Task:
Determine the number of lines in the listing that contain "JSON". Write only that number.

Data extract:
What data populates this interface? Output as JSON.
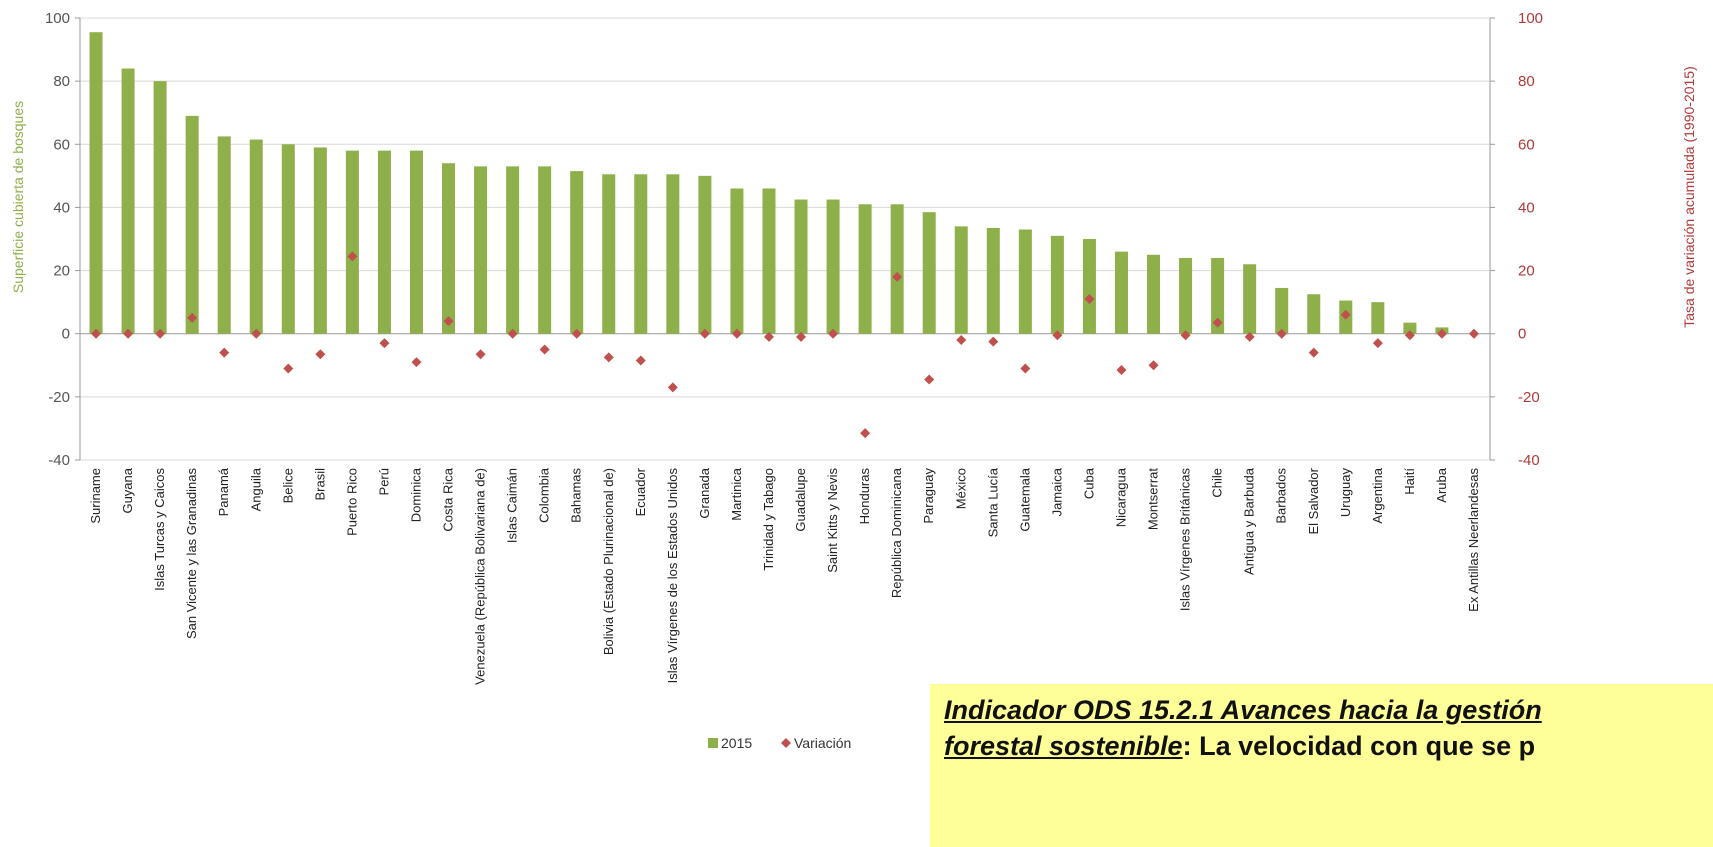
{
  "chart_data": {
    "type": "bar",
    "title": "",
    "ylabel_left": "Superficie cubierta de bosques",
    "ylabel_right": "Tasa de variación acumulada (1990-2015)",
    "ylim": [
      -40,
      100
    ],
    "yticks": [
      -40,
      -20,
      0,
      20,
      40,
      60,
      80,
      100
    ],
    "categories": [
      "Suriname",
      "Guyana",
      "Islas Turcas y Caicos",
      "San Vicente y las Granadinas",
      "Panamá",
      "Anguila",
      "Belice",
      "Brasil",
      "Puerto Rico",
      "Perú",
      "Dominica",
      "Costa Rica",
      "Venezuela (República Bolivariana de)",
      "Islas Caimán",
      "Colombia",
      "Bahamas",
      "Bolivia (Estado Plurinacional de)",
      "Ecuador",
      "Islas Vírgenes de los Estados Unidos",
      "Granada",
      "Martinica",
      "Trinidad y Tabago",
      "Guadalupe",
      "Saint Kitts y Nevis",
      "Honduras",
      "República Dominicana",
      "Paraguay",
      "México",
      "Santa Lucía",
      "Guatemala",
      "Jamaica",
      "Cuba",
      "Nicaragua",
      "Montserrat",
      "Islas Vírgenes Británicas",
      "Chile",
      "Antigua y Barbuda",
      "Barbados",
      "El Salvador",
      "Uruguay",
      "Argentina",
      "Haití",
      "Aruba",
      "Ex Antillas Neerlandesas"
    ],
    "series": [
      {
        "name": "2015",
        "kind": "bar",
        "color": "#8db04a",
        "values": [
          95.5,
          84,
          80,
          69,
          62.5,
          61.5,
          60,
          59,
          58,
          58,
          58,
          54,
          53,
          53,
          53,
          51.5,
          50.5,
          50.5,
          50.5,
          50,
          46,
          46,
          42.5,
          42.5,
          41,
          41,
          38.5,
          34,
          33.5,
          33,
          31,
          30,
          26,
          25,
          24,
          24,
          22,
          14.5,
          12.5,
          10.5,
          10,
          3.5,
          2,
          0
        ]
      },
      {
        "name": "Variación",
        "kind": "scatter",
        "color": "#c0504d",
        "values": [
          0,
          0,
          0,
          5,
          -6,
          0,
          -11,
          -6.5,
          24.5,
          -3,
          -9,
          4,
          -6.5,
          0,
          -5,
          0,
          -7.5,
          -8.5,
          -17,
          0,
          0,
          -1,
          -1,
          0,
          -31.5,
          18,
          -14.5,
          -2,
          -2.5,
          -11,
          -0.5,
          11,
          -11.5,
          -10,
          -0.5,
          3.5,
          -1,
          0,
          -6,
          6,
          -3,
          -0.5,
          0,
          0
        ]
      }
    ],
    "legend_position": "bottom",
    "grid": true
  },
  "callout": {
    "title": "Indicador ODS 15.2.1 Avances hacia la gestión",
    "title2": "forestal sostenible",
    "text": ": La velocidad con que se p"
  },
  "colors": {
    "bar": "#8db04a",
    "marker": "#c0504d",
    "right_axis": "#b03a3a",
    "callout_bg": "#ffff99"
  }
}
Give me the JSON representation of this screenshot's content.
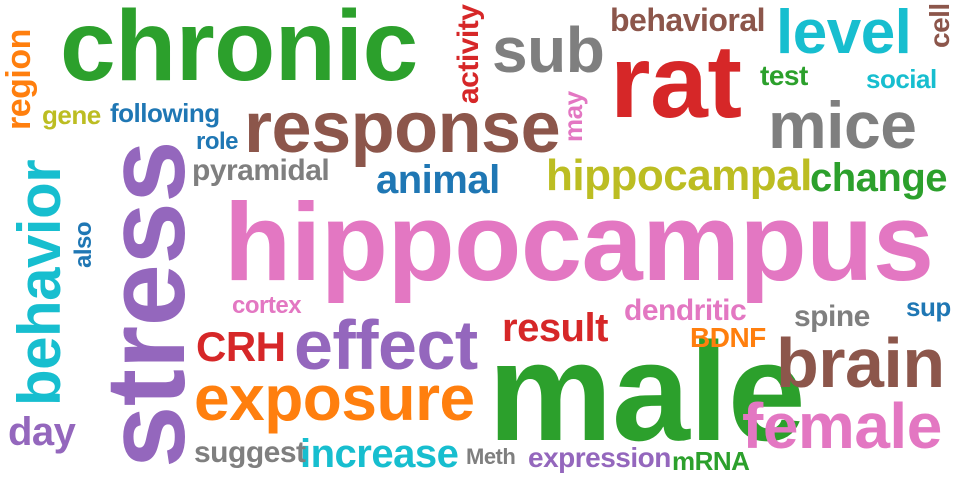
{
  "palette": {
    "green": "#2ca02c",
    "red": "#d62728",
    "pink": "#e377c2",
    "purple": "#9467bd",
    "brown": "#8c564b",
    "gray": "#7f7f7f",
    "olive": "#bcbd22",
    "cyan": "#17becf",
    "blue": "#1f77b4",
    "orange": "#ff7f0e"
  },
  "words": {
    "hippocampus": "hippocampus",
    "stress": "stress",
    "male": "male",
    "chronic": "chronic",
    "rat": "rat",
    "response": "response",
    "exposure": "exposure",
    "effect": "effect",
    "brain": "brain",
    "female": "female",
    "mice": "mice",
    "behavior": "behavior",
    "sub": "sub",
    "level": "level",
    "hippocampal": "hippocampal",
    "change": "change",
    "animal": "animal",
    "result": "result",
    "increase": "increase",
    "expression": "expression",
    "behavioral": "behavioral",
    "CRH": "CRH",
    "region": "region",
    "activity": "activity",
    "day": "day",
    "dendritic": "dendritic",
    "BDNF": "BDNF",
    "spine": "spine",
    "suggest": "suggest",
    "mRNA": "mRNA",
    "social": "social",
    "test": "test",
    "cell": "cell",
    "gene": "gene",
    "following": "following",
    "role": "role",
    "pyramidal": "pyramidal",
    "may": "may",
    "cortex": "cortex",
    "sup": "sup",
    "also": "also",
    "Meth": "Meth"
  }
}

Answer to the problem:
2